SET EXERCISE: Copy out the data below as written; omit any images.

Data extracted from a collection
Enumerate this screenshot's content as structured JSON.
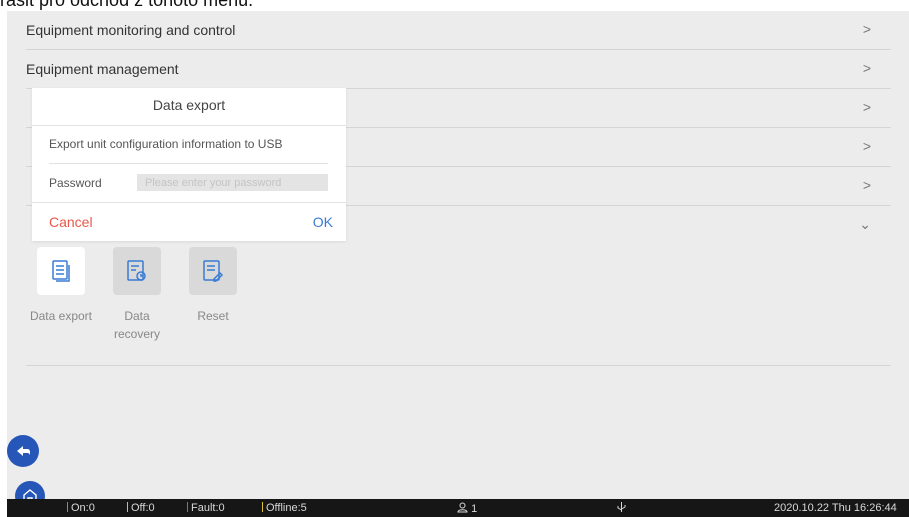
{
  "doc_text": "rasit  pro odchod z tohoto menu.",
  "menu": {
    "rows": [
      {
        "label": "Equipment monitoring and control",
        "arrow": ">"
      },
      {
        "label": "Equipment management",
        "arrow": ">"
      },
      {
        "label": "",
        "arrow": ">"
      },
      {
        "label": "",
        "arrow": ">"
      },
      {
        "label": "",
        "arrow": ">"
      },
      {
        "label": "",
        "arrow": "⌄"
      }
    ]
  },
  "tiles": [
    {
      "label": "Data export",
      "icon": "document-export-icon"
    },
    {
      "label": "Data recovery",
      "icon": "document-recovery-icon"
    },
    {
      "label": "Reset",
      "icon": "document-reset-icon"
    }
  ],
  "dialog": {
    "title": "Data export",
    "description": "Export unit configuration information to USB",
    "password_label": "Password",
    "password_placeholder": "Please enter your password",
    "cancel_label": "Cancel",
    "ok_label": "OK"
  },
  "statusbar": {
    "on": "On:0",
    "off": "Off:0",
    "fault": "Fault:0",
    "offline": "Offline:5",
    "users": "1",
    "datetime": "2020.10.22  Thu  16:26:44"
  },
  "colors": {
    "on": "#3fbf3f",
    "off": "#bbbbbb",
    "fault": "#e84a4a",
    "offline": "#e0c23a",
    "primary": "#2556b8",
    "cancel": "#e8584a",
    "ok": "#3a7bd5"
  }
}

RESULT OF THE TASK:
Enumerate this screenshot's content as structured JSON.
{
  "doc_text": "rasit  pro odchod z tohoto menu.",
  "menu": {
    "rows": [
      {
        "label": "Equipment monitoring and control",
        "arrow": ">"
      },
      {
        "label": "Equipment management",
        "arrow": ">"
      },
      {
        "label": "",
        "arrow": ">"
      },
      {
        "label": "",
        "arrow": ">"
      },
      {
        "label": "",
        "arrow": ">"
      },
      {
        "label": "",
        "arrow": "⌄"
      }
    ]
  },
  "tiles": [
    {
      "label": "Data export",
      "icon": "document-export-icon"
    },
    {
      "label": "Data recovery",
      "icon": "document-recovery-icon"
    },
    {
      "label": "Reset",
      "icon": "document-reset-icon"
    }
  ],
  "dialog": {
    "title": "Data export",
    "description": "Export unit configuration information to USB",
    "password_label": "Password",
    "password_placeholder": "Please enter your password",
    "cancel_label": "Cancel",
    "ok_label": "OK"
  },
  "statusbar": {
    "on": "On:0",
    "off": "Off:0",
    "fault": "Fault:0",
    "offline": "Offline:5",
    "users": "1",
    "datetime": "2020.10.22  Thu  16:26:44"
  },
  "colors": {
    "on": "#3fbf3f",
    "off": "#bbbbbb",
    "fault": "#e84a4a",
    "offline": "#e0c23a",
    "primary": "#2556b8",
    "cancel": "#e8584a",
    "ok": "#3a7bd5"
  }
}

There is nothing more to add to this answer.